*What to do*:
Copy the rows below verbatim, from the first one through the line containing "message-author[interactable]: @mos-x3r xyxy=(32,69,73,78)", including both.

*Provided records*:
###

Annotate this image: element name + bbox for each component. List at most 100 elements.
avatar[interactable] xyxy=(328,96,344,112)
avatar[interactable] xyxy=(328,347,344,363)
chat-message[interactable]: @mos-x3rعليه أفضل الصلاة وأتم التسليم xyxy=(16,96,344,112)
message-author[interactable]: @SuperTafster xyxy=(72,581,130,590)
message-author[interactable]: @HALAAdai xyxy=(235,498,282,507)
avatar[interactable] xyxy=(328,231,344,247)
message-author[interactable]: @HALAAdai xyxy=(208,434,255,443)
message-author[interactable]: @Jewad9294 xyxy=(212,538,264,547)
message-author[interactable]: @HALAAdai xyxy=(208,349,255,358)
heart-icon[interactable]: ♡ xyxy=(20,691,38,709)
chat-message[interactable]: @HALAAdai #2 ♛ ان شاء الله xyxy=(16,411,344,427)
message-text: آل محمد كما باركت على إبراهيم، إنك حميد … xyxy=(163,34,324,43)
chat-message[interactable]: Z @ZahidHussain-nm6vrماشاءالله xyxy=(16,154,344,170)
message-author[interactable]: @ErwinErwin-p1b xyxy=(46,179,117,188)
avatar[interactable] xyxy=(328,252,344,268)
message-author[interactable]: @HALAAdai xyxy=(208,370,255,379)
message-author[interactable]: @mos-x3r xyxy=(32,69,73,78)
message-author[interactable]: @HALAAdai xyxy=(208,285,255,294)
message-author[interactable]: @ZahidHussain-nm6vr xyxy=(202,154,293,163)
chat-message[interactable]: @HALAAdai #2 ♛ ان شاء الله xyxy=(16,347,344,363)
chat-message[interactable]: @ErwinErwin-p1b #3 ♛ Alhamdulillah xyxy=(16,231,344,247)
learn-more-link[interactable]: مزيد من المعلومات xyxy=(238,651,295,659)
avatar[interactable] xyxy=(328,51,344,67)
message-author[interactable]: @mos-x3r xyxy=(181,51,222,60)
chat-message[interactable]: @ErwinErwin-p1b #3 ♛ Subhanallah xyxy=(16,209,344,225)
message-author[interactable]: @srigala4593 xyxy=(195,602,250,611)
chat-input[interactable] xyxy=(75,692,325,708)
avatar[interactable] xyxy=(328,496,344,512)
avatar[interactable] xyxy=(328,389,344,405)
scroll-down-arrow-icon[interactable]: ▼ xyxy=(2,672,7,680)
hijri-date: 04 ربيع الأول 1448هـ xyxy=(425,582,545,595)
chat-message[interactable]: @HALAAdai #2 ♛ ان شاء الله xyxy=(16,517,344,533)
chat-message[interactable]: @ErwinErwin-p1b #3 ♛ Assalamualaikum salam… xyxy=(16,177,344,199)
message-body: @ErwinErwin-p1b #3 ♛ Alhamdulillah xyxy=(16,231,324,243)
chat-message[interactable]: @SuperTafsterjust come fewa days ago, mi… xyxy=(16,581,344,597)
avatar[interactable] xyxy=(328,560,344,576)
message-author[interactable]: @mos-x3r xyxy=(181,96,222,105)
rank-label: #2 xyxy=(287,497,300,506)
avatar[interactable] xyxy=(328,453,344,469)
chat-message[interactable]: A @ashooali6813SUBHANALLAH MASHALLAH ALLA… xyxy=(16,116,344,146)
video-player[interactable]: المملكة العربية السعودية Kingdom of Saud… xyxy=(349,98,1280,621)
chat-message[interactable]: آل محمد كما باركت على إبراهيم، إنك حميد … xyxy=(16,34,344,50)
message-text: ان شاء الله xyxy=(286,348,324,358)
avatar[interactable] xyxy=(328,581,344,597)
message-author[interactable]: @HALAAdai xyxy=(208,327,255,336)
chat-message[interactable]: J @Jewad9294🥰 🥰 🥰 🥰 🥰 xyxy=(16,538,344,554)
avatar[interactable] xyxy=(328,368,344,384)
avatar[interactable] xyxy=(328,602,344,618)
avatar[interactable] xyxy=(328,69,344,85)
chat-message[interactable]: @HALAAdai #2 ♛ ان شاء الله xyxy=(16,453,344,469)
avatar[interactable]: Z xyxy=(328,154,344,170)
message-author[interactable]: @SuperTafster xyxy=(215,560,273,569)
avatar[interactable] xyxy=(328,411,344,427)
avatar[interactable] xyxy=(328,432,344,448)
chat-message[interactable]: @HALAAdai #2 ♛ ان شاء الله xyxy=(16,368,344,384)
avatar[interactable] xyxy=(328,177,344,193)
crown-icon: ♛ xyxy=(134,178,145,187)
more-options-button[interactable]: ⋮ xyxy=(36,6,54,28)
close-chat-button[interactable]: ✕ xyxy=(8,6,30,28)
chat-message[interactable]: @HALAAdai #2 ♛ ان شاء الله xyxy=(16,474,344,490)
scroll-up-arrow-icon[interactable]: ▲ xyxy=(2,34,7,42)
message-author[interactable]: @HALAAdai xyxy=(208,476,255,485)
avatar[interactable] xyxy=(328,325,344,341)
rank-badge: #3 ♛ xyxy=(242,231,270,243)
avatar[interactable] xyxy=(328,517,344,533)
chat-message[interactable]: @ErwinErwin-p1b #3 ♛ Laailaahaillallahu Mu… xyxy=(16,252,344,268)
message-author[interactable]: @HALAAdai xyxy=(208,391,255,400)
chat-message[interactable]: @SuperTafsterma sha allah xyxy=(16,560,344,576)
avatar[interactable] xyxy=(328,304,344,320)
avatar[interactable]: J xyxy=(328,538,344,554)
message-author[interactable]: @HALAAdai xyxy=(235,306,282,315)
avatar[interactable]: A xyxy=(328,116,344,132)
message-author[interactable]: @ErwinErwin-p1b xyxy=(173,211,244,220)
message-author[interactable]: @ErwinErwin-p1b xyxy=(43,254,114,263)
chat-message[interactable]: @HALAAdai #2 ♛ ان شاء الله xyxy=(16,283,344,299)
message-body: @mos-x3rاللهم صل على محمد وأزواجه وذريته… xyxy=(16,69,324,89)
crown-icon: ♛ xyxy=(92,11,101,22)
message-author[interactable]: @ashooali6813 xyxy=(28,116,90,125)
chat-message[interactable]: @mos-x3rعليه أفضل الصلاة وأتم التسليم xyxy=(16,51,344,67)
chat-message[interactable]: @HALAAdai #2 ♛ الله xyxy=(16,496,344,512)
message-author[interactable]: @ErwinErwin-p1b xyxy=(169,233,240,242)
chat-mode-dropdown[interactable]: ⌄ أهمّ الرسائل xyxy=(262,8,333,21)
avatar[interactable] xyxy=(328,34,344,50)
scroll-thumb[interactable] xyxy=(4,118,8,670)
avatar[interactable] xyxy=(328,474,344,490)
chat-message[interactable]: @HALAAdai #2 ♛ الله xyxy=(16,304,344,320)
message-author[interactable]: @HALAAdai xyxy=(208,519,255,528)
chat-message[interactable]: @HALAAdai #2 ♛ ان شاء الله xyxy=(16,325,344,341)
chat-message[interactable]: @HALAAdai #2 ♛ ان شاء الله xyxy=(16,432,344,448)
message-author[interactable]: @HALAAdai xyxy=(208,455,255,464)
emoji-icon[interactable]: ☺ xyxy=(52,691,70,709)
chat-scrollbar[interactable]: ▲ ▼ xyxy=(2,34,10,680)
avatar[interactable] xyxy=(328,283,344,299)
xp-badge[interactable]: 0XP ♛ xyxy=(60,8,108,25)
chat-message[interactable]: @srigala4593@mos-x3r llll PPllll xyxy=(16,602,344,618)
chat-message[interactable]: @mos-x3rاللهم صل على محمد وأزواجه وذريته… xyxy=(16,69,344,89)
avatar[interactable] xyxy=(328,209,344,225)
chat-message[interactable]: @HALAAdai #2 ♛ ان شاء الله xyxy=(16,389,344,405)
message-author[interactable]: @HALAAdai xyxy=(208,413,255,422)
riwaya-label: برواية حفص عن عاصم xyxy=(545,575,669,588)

###

*Solution to this problem*:
Annotate this image: element name + bbox for each component. List at most 100 elements.
avatar[interactable] xyxy=(328,96,344,112)
avatar[interactable] xyxy=(328,347,344,363)
chat-message[interactable]: @mos-x3rعليه أفضل الصلاة وأتم التسليم xyxy=(16,96,344,112)
message-author[interactable]: @SuperTafster xyxy=(72,581,130,590)
message-author[interactable]: @HALAAdai xyxy=(235,498,282,507)
avatar[interactable] xyxy=(328,231,344,247)
message-author[interactable]: @HALAAdai xyxy=(208,434,255,443)
message-author[interactable]: @Jewad9294 xyxy=(212,538,264,547)
message-author[interactable]: @HALAAdai xyxy=(208,349,255,358)
heart-icon[interactable]: ♡ xyxy=(20,691,38,709)
chat-message[interactable]: @HALAAdai #2 ♛ ان شاء الله xyxy=(16,411,344,427)
message-text: آل محمد كما باركت على إبراهيم، إنك حميد … xyxy=(163,34,324,43)
chat-message[interactable]: Z @ZahidHussain-nm6vrماشاءالله xyxy=(16,154,344,170)
message-author[interactable]: @ErwinErwin-p1b xyxy=(46,179,117,188)
avatar[interactable] xyxy=(328,252,344,268)
message-author[interactable]: @HALAAdai xyxy=(208,370,255,379)
message-author[interactable]: @mos-x3r xyxy=(32,69,73,78)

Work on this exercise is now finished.